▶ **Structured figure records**
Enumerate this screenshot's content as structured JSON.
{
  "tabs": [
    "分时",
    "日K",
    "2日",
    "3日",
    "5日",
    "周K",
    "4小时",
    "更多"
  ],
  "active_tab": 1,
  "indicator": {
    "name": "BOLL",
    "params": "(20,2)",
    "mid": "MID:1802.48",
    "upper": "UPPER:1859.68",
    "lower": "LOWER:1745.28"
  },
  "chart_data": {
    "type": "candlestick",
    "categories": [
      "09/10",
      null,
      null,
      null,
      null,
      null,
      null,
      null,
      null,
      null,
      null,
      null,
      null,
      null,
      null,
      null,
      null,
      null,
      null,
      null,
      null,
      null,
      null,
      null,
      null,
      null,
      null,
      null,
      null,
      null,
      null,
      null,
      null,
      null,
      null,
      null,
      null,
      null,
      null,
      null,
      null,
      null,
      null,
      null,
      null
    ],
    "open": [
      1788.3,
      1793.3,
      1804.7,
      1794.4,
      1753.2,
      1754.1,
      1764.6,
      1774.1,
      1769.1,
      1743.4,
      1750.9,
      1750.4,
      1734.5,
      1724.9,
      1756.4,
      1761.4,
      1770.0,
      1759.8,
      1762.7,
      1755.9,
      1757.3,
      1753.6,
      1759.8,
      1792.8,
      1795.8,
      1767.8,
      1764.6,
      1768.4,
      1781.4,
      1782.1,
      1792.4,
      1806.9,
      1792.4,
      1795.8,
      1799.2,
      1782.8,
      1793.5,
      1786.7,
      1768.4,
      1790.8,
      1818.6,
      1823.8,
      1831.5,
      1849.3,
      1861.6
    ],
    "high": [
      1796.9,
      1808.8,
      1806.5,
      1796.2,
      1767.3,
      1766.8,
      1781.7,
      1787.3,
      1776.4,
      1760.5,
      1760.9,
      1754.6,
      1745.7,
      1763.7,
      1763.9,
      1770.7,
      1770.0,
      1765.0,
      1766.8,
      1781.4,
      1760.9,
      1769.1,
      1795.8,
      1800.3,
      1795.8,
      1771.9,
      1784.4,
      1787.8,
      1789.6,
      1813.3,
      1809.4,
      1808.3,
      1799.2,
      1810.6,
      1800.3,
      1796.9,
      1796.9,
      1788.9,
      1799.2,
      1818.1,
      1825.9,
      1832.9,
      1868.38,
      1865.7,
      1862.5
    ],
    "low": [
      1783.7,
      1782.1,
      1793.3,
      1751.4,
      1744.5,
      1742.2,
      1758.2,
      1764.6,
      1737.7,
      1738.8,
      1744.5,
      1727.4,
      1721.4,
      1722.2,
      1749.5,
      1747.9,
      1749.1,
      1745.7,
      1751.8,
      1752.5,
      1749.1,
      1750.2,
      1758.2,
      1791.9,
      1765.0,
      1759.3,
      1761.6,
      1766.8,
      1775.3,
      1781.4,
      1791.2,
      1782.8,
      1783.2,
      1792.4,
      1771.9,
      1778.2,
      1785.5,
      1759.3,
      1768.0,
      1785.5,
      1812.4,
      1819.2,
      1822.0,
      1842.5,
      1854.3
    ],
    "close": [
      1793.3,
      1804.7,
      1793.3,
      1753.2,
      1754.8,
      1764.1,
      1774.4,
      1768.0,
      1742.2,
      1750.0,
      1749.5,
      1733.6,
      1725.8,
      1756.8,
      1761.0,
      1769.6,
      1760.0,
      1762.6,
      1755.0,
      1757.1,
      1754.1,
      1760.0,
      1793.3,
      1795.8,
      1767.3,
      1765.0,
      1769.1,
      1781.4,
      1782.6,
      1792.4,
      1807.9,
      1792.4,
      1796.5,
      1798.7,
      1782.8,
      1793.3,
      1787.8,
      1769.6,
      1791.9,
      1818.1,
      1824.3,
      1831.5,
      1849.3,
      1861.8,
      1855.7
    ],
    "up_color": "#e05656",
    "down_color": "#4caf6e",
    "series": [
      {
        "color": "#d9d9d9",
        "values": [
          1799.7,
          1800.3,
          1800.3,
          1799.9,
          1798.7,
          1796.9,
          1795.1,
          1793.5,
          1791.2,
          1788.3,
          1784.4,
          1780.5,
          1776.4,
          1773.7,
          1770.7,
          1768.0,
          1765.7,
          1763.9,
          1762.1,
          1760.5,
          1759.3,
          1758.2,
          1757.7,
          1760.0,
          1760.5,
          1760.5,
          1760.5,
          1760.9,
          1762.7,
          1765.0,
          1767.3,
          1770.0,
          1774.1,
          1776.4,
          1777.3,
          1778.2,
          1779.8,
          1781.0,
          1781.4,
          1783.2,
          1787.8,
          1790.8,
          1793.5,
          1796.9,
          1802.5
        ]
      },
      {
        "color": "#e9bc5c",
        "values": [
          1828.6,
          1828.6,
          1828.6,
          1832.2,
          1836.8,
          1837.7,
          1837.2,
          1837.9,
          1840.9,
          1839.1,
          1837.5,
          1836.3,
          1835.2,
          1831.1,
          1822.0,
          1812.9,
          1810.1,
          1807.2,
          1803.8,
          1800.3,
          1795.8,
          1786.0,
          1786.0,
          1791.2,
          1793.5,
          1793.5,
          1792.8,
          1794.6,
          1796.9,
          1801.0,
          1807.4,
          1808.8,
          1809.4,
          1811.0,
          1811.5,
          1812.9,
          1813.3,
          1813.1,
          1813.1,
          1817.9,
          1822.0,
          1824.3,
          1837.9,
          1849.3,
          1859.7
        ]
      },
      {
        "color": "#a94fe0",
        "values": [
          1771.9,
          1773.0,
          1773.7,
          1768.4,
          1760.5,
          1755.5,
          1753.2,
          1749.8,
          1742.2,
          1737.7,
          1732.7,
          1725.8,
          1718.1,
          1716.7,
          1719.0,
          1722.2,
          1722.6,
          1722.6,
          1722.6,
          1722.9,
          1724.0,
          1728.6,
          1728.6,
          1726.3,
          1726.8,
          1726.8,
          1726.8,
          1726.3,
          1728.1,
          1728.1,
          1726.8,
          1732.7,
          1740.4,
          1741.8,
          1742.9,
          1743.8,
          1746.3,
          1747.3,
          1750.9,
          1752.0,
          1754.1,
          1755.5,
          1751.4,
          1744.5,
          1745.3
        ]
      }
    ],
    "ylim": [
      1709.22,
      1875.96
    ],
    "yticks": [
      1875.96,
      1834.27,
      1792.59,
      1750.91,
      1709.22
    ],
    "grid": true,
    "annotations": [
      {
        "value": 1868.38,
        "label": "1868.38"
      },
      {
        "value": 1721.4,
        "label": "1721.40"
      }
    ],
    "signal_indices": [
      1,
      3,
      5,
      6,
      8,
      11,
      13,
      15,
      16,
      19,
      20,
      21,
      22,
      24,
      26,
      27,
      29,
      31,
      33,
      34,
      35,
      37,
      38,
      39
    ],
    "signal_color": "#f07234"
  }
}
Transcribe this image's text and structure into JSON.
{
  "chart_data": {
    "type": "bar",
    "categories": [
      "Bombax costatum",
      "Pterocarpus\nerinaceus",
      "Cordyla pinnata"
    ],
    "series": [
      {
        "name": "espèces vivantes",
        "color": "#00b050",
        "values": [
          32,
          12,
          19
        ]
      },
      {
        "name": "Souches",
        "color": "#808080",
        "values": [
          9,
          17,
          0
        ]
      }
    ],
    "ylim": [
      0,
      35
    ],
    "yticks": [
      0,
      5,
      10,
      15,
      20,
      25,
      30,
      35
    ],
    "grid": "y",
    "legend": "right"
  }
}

▶ **Written task**
Go through the listing and print each line exactly as it appears.

▶ **Completed exercise**
Enumerate this screenshot's content as structured JSON.
{
  "tabs": [
    "分时",
    "日K",
    "2日",
    "3日",
    "5日",
    "周K",
    "4小时",
    "更多"
  ],
  "active_tab": 1,
  "indicator": {
    "name": "BOLL",
    "params": "(20,2)",
    "mid": "MID:1802.48",
    "upper": "UPPER:1859.68",
    "lower": "LOWER:1745.28"
  },
  "chart_data": {
    "type": "candlestick",
    "categories": [
      "09/10",
      null,
      null,
      null,
      null,
      null,
      null,
      null,
      null,
      null,
      null,
      null,
      null,
      null,
      null,
      null,
      null,
      null,
      null,
      null,
      null,
      null,
      null,
      null,
      null,
      null,
      null,
      null,
      null,
      null,
      null,
      null,
      null,
      null,
      null,
      null,
      null,
      null,
      null,
      null,
      null,
      null,
      null,
      null,
      null
    ],
    "open": [
      1788.3,
      1793.3,
      1804.7,
      1794.4,
      1753.2,
      1754.1,
      1764.6,
      1774.1,
      1769.1,
      1743.4,
      1750.9,
      1750.4,
      1734.5,
      1724.9,
      1756.4,
      1761.4,
      1770.0,
      1759.8,
      1762.7,
      1755.9,
      1757.3,
      1753.6,
      1759.8,
      1792.8,
      1795.8,
      1767.8,
      1764.6,
      1768.4,
      1781.4,
      1782.1,
      1792.4,
      1806.9,
      1792.4,
      1795.8,
      1799.2,
      1782.8,
      1793.5,
      1786.7,
      1768.4,
      1790.8,
      1818.6,
      1823.8,
      1831.5,
      1849.3,
      1861.6
    ],
    "high": [
      1796.9,
      1808.8,
      1806.5,
      1796.2,
      1767.3,
      1766.8,
      1781.7,
      1787.3,
      1776.4,
      1760.5,
      1760.9,
      1754.6,
      1745.7,
      1763.7,
      1763.9,
      1770.7,
      1770.0,
      1765.0,
      1766.8,
      1781.4,
      1760.9,
      1769.1,
      1795.8,
      1800.3,
      1795.8,
      1771.9,
      1784.4,
      1787.8,
      1789.6,
      1813.3,
      1809.4,
      1808.3,
      1799.2,
      1810.6,
      1800.3,
      1796.9,
      1796.9,
      1788.9,
      1799.2,
      1818.1,
      1825.9,
      1832.9,
      1868.38,
      1865.7,
      1862.5
    ],
    "low": [
      1783.7,
      1782.1,
      1793.3,
      1751.4,
      1744.5,
      1742.2,
      1758.2,
      1764.6,
      1737.7,
      1738.8,
      1744.5,
      1727.4,
      1721.4,
      1722.2,
      1749.5,
      1747.9,
      1749.1,
      1745.7,
      1751.8,
      1752.5,
      1749.1,
      1750.2,
      1758.2,
      1791.9,
      1765.0,
      1759.3,
      1761.6,
      1766.8,
      1775.3,
      1781.4,
      1791.2,
      1782.8,
      1783.2,
      1792.4,
      1771.9,
      1778.2,
      1785.5,
      1759.3,
      1768.0,
      1785.5,
      1812.4,
      1819.2,
      1822.0,
      1842.5,
      1854.3
    ],
    "close": [
      1793.3,
      1804.7,
      1793.3,
      1753.2,
      1754.8,
      1764.1,
      1774.4,
      1768.0,
      1742.2,
      1750.0,
      1749.5,
      1733.6,
      1725.8,
      1756.8,
      1761.0,
      1769.6,
      1760.0,
      1762.6,
      1755.0,
      1757.1,
      1754.1,
      1760.0,
      1793.3,
      1795.8,
      1767.3,
      1765.0,
      1769.1,
      1781.4,
      1782.6,
      1792.4,
      1807.9,
      1792.4,
      1796.5,
      1798.7,
      1782.8,
      1793.3,
      1787.8,
      1769.6,
      1791.9,
      1818.1,
      1824.3,
      1831.5,
      1849.3,
      1861.8,
      1855.7
    ],
    "up_color": "#e05656",
    "down_color": "#4caf6e",
    "series": [
      {
        "color": "#d9d9d9",
        "values": [
          1799.7,
          1800.3,
          1800.3,
          1799.9,
          1798.7,
          1796.9,
          1795.1,
          1793.5,
          1791.2,
          1788.3,
          1784.4,
          1780.5,
          1776.4,
          1773.7,
          1770.7,
          1768.0,
          1765.7,
          1763.9,
          1762.1,
          1760.5,
          1759.3,
          1758.2,
          1757.7,
          1760.0,
          1760.5,
          1760.5,
          1760.5,
          1760.9,
          1762.7,
          1765.0,
          1767.3,
          1770.0,
          1774.1,
          1776.4,
          1777.3,
          1778.2,
          1779.8,
          1781.0,
          1781.4,
          1783.2,
          1787.8,
          1790.8,
          1793.5,
          1796.9,
          1802.5
        ]
      },
      {
        "color": "#e9bc5c",
        "values": [
          1828.6,
          1828.6,
          1828.6,
          1832.2,
          1836.8,
          1837.7,
          1837.2,
          1837.9,
          1840.9,
          1839.1,
          1837.5,
          1836.3,
          1835.2,
          1831.1,
          1822.0,
          1812.9,
          1810.1,
          1807.2,
          1803.8,
          1800.3,
          1795.8,
          1786.0,
          1786.0,
          1791.2,
          1793.5,
          1793.5,
          1792.8,
          1794.6,
          1796.9,
          1801.0,
          1807.4,
          1808.8,
          1809.4,
          1811.0,
          1811.5,
          1812.9,
          1813.3,
          1813.1,
          1813.1,
          1817.9,
          1822.0,
          1824.3,
          1837.9,
          1849.3,
          1859.7
        ]
      },
      {
        "color": "#a94fe0",
        "values": [
          1771.9,
          1773.0,
          1773.7,
          1768.4,
          1760.5,
          1755.5,
          1753.2,
          1749.8,
          1742.2,
          1737.7,
          1732.7,
          1725.8,
          1718.1,
          1716.7,
          1719.0,
          1722.2,
          1722.6,
          1722.6,
          1722.6,
          1722.9,
          1724.0,
          1728.6,
          1728.6,
          1726.3,
          1726.8,
          1726.8,
          1726.8,
          1726.3,
          1728.1,
          1728.1,
          1726.8,
          1732.7,
          1740.4,
          1741.8,
          1742.9,
          1743.8,
          1746.3,
          1747.3,
          1750.9,
          1752.0,
          1754.1,
          1755.5,
          1751.4,
          1744.5,
          1745.3
        ]
      }
    ],
    "ylim": [
      1709.22,
      1875.96
    ],
    "yticks": [
      1875.96,
      1834.27,
      1792.59,
      1750.91,
      1709.22
    ],
    "grid": true,
    "annotations": [
      {
        "value": 1868.38,
        "label": "1868.38"
      },
      {
        "value": 1721.4,
        "label": "1721.40"
      }
    ],
    "signal_indices": [
      1,
      3,
      5,
      6,
      8,
      11,
      13,
      15,
      16,
      19,
      20,
      21,
      22,
      24,
      26,
      27,
      29,
      31,
      33,
      34,
      35,
      37,
      38,
      39
    ],
    "signal_color": "#f07234"
  }
}
Transcribe this image's text and structure into JSON.
{
  "chart_data": {
    "type": "bar",
    "categories": [
      "Bombax costatum",
      "Pterocarpus\nerinaceus",
      "Cordyla pinnata"
    ],
    "series": [
      {
        "name": "espèces vivantes",
        "color": "#00b050",
        "values": [
          32,
          12,
          19
        ]
      },
      {
        "name": "Souches",
        "color": "#808080",
        "values": [
          9,
          17,
          0
        ]
      }
    ],
    "ylim": [
      0,
      35
    ],
    "yticks": [
      0,
      5,
      10,
      15,
      20,
      25,
      30,
      35
    ],
    "grid": "y",
    "legend": "right"
  }
}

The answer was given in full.